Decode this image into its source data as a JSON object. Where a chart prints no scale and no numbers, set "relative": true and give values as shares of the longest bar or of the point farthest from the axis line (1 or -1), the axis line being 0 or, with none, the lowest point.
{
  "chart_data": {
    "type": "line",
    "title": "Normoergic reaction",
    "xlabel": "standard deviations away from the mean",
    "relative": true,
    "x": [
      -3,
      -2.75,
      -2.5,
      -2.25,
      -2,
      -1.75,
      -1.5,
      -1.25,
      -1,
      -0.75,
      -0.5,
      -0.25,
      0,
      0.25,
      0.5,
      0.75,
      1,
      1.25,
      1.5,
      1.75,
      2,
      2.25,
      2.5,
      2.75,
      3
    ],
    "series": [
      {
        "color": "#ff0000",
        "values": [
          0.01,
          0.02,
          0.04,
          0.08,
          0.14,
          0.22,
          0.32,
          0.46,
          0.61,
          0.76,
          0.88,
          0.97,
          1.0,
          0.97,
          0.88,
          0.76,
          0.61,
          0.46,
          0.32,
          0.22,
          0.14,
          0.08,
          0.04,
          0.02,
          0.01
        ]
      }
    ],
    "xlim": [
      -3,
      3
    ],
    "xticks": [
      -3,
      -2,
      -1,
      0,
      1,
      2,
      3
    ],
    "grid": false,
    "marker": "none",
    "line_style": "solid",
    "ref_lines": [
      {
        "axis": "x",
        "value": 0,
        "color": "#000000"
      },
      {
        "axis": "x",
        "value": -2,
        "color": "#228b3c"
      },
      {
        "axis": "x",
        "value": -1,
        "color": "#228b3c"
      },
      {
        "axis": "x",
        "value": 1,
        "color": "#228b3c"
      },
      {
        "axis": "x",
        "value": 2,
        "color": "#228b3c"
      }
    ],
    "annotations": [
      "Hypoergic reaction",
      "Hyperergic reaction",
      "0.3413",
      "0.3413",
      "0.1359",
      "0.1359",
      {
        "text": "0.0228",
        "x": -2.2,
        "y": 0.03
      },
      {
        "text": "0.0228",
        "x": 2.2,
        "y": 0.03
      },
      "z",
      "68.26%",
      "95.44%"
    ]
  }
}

EXERCISE DESCRIPTION:
Go through the records and copy each line with "none" in it.

FULL SOLUTION:
Decode this image into its source data as a JSON object. Where a chart prints no scale and no numbers, set "relative": true and give values as shares of the longest bar or of the point farthest from the axis line (1 or -1), the axis line being 0 or, with none, the lowest point.
    "marker": "none",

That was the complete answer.